● **Testo fornito**:
☆ ☆ ☆ ☆ ☆

Hai collaborato con un bel numero di importanti musicisti. C’è qualcuno che, più degli altri, ha lasciato il segno?
Difficile dirlo, tutti lasciano un segno, in un modo o nell’altro. Clark Terry sicuramente mi ha lasciato il senso della gioia e della devozione necessarie per essere un vero musicista jazz. Ma si impara da tutti, mica solo dai grandi. A volte anche suonare con musicisti meno bravi di te ti insegna ad esser forte, a tirare fuori il meglio.

Qual è il tuo processo compositivo?
Non sono un compositore “regolare”, scrivo quando ho bisogno di musica o se ho una vera intuizione che riesco a sviluppare. Il problema è che spesso mi succede mentre studio il mio strumento. E se non fermo subito l’idea, per poi svilupparla, se ne va. A volte invece mi siedo al piano, suono accordi casuali, che magari provocano una scintilla melodica che dà origine a tutto. Per me, in ogni caso, tutto parte sempre dalla melodia.

Considerata la tua esperienza, quale giovane musicista consigli di ascoltare?

☆ ☆ ☆ ☆ ☆

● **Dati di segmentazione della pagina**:
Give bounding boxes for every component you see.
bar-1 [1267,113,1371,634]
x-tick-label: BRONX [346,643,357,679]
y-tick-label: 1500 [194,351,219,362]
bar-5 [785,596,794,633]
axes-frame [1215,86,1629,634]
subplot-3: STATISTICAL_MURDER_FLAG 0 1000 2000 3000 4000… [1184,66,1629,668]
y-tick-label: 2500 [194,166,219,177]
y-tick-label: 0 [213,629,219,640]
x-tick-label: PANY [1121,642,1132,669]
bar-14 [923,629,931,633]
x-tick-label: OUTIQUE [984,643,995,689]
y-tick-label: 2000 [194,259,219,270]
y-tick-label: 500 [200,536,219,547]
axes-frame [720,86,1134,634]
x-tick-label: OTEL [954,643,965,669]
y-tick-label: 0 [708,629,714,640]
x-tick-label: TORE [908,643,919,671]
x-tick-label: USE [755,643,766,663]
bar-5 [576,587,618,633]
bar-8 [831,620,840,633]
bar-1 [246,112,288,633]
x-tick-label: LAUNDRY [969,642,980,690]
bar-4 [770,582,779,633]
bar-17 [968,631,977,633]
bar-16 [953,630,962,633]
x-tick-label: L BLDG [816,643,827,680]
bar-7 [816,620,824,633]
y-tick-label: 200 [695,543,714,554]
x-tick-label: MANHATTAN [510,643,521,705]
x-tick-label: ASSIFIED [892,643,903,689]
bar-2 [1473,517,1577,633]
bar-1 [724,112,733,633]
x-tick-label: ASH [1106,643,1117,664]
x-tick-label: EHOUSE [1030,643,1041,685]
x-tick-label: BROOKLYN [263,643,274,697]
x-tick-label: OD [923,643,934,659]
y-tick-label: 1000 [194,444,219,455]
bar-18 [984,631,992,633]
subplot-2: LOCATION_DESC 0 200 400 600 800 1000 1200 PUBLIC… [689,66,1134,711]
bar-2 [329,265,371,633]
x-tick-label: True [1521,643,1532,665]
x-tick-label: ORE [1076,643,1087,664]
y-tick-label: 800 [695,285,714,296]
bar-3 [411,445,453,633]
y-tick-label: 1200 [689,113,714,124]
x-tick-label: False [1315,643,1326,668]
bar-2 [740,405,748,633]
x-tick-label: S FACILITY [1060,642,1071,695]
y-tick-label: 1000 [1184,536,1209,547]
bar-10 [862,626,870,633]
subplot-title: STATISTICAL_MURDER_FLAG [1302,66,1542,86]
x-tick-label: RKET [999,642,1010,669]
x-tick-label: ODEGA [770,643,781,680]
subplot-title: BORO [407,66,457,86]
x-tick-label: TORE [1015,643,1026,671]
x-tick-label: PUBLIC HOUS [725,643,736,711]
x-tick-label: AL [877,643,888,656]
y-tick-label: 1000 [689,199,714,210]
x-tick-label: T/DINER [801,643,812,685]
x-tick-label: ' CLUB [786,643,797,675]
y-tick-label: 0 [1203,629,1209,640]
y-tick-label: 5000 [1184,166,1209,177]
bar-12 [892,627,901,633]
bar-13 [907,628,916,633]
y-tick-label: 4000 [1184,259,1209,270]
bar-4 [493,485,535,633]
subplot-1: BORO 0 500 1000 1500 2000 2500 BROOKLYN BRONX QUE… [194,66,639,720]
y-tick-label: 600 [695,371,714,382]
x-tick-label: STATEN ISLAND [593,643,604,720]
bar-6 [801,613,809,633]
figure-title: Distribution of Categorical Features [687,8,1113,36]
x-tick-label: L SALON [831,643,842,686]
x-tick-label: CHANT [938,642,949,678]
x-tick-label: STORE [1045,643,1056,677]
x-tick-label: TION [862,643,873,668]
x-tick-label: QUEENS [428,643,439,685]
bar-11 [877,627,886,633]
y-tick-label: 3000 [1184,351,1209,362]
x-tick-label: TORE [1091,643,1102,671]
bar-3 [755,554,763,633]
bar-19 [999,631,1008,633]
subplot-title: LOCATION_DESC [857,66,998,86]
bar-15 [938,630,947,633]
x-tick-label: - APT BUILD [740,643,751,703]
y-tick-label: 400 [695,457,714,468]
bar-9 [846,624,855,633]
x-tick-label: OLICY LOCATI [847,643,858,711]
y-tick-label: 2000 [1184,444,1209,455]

☆ ☆ ☆ ☆ ☆

● **Dettagli attività**: Riporti senza modifiche il brano dell'intervista che va da "Qual è il tuo" fino a "consigli di ascoltare?" incluso. Si basi unicamente sul testo fornito.

● **Spazio risposta**:
Qual è il tuo processo compositivo?
Non sono un compositore “regolare”, scrivo quando ho bisogno di musica o se ho una vera intuizione che riesco a sviluppare. Il problema è che spesso mi succede mentre studio il mio strumento. E se non fermo subito l’idea, per poi svilupparla, se ne va. A volte invece mi siedo al piano, suono accordi casuali, che magari provocano una scintilla melodica che dà origine a tutto. Per me, in ogni caso, tutto parte sempre dalla melodia.

Considerata la tua esperienza, quale giovane musicista consigli di ascoltare?